---------- RECORD LIST ----------

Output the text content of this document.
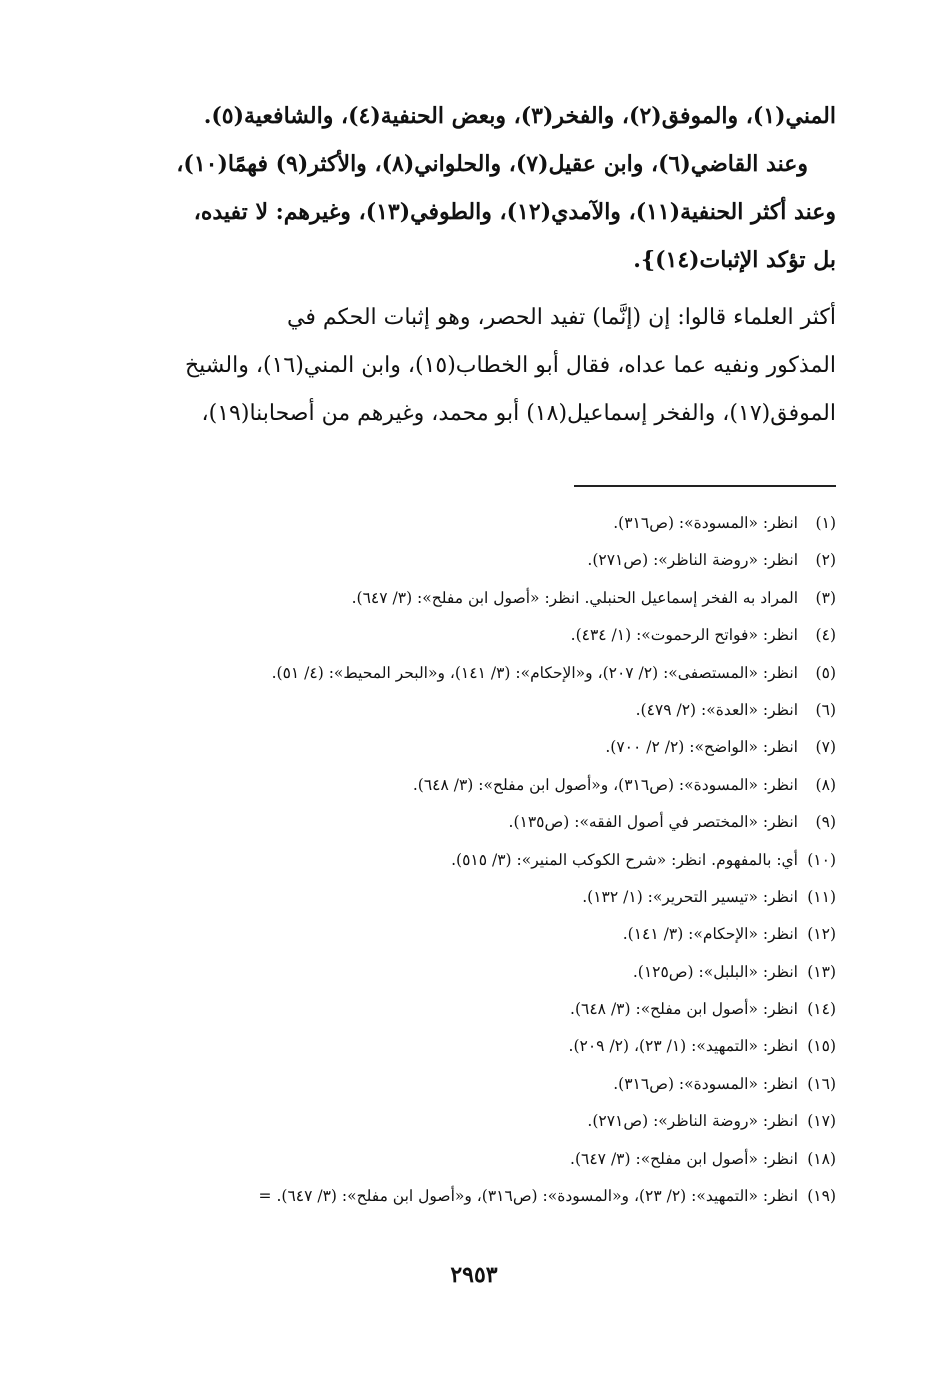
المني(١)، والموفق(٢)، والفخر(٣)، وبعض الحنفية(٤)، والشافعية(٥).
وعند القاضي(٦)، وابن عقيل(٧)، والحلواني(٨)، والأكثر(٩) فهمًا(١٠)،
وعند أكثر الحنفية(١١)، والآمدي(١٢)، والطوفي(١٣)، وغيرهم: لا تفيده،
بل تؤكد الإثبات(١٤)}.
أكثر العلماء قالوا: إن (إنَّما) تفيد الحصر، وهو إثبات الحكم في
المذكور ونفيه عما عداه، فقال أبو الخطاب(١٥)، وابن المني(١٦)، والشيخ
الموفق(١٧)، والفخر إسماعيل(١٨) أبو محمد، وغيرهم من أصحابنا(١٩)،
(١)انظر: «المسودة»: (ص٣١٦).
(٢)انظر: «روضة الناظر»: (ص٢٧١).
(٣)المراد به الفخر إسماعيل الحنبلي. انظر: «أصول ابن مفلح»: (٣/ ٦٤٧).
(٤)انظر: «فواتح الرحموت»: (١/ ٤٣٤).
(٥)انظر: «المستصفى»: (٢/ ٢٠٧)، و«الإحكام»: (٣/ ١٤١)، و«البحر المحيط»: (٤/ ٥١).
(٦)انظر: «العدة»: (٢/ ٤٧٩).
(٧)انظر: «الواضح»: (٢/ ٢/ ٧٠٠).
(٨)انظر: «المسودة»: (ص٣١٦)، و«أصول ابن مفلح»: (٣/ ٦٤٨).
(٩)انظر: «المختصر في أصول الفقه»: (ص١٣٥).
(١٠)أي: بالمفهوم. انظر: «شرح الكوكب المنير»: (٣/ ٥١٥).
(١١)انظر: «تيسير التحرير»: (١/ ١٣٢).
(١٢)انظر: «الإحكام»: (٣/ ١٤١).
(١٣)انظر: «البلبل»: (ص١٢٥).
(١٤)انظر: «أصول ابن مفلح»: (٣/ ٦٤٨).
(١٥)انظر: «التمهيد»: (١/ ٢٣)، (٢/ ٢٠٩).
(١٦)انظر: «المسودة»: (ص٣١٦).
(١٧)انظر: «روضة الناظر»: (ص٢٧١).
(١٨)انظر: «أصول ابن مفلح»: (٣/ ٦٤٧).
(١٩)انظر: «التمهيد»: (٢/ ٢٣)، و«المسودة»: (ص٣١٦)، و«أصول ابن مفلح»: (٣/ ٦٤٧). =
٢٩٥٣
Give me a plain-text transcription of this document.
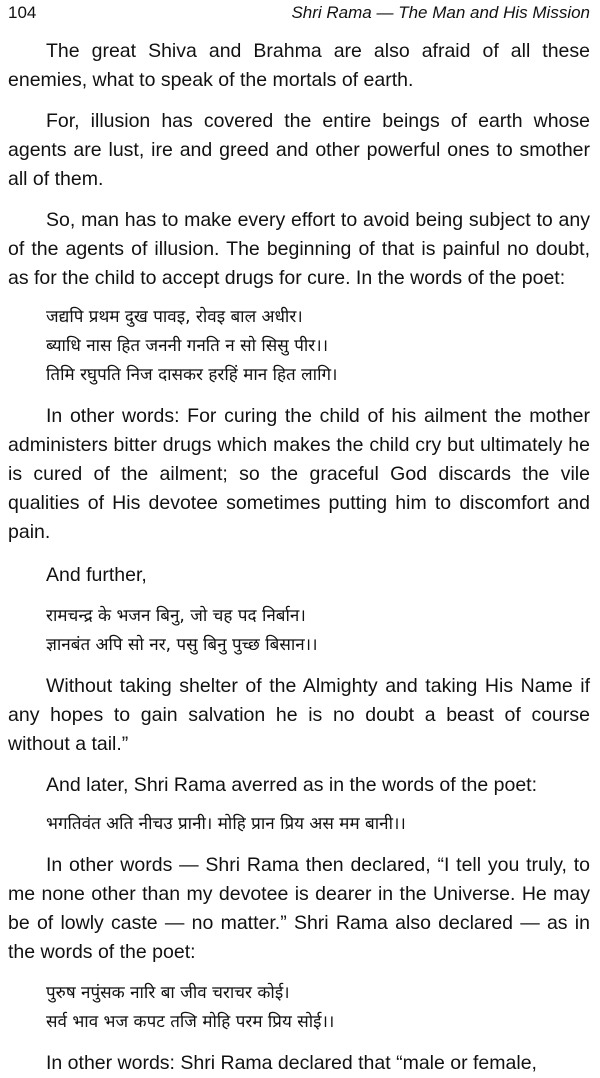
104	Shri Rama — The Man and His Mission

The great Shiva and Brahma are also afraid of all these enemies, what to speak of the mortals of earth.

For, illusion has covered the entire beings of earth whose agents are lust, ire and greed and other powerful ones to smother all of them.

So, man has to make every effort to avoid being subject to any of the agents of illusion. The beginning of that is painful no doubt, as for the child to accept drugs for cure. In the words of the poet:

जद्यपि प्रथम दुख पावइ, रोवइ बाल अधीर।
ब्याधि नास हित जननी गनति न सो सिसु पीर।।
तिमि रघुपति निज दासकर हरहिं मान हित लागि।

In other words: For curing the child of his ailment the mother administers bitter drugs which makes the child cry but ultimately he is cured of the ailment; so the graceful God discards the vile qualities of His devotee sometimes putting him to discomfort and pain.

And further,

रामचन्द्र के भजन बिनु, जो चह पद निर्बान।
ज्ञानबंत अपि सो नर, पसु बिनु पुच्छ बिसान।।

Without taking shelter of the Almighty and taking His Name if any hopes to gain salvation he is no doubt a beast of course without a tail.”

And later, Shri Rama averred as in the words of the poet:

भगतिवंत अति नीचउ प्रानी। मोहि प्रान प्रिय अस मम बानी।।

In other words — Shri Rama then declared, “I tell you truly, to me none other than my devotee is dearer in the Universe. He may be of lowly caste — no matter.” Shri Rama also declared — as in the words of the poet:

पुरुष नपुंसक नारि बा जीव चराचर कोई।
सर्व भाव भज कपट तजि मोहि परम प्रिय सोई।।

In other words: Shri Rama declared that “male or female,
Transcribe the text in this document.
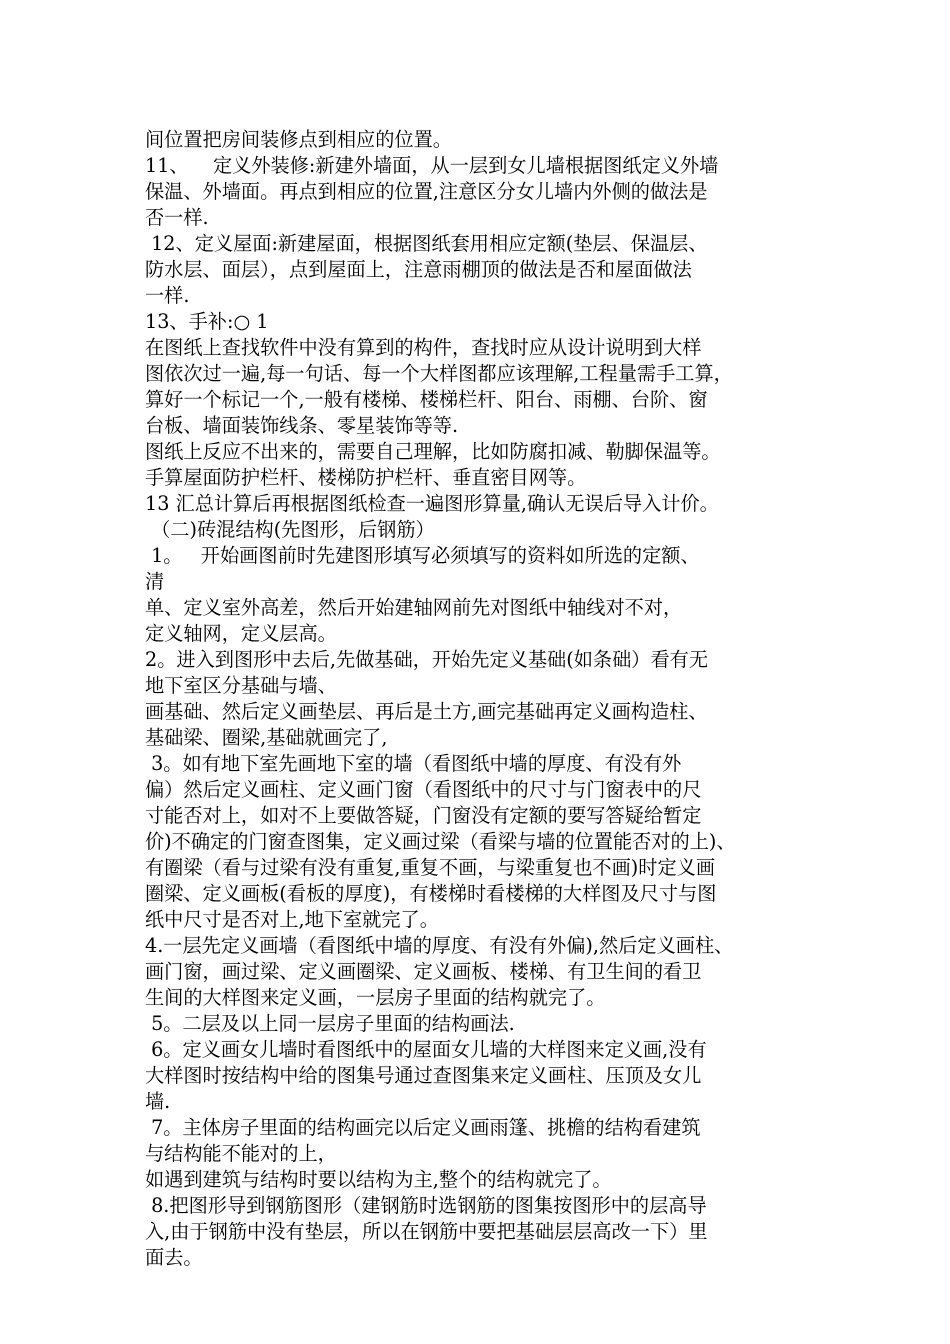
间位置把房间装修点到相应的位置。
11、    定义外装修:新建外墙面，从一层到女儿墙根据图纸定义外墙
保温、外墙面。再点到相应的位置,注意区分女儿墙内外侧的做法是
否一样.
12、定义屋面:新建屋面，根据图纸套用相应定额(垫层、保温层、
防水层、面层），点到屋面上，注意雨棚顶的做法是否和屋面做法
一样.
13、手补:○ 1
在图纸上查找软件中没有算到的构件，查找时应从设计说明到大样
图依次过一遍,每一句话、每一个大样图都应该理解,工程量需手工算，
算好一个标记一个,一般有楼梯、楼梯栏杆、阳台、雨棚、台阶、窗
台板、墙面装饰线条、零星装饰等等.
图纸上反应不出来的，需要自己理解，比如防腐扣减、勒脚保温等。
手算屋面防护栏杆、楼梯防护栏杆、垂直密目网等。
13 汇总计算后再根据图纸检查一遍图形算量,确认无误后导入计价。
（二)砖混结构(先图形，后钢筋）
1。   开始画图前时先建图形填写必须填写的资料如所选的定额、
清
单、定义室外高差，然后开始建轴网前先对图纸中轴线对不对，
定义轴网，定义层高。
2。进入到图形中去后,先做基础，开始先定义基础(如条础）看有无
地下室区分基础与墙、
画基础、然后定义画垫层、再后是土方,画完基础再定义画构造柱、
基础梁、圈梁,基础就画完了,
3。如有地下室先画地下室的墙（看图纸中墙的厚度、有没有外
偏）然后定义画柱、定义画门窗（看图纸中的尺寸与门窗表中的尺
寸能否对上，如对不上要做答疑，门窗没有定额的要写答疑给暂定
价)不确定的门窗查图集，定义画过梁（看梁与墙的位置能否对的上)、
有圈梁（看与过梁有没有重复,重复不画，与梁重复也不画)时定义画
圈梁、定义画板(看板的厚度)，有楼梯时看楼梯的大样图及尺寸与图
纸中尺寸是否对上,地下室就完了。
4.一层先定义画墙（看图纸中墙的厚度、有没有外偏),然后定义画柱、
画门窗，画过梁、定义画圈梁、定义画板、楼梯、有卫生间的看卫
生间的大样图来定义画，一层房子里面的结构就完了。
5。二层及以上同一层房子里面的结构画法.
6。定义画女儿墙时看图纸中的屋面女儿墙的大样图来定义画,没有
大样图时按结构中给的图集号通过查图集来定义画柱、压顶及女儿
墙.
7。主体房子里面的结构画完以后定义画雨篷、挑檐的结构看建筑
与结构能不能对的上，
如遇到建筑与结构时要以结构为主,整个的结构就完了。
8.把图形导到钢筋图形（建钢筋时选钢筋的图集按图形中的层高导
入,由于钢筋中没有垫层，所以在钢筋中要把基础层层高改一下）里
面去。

----------

## WHAT IS EXPECTED
Give only the number of lines in the records that contain the string "earth".

## WORKED SOLUTION
2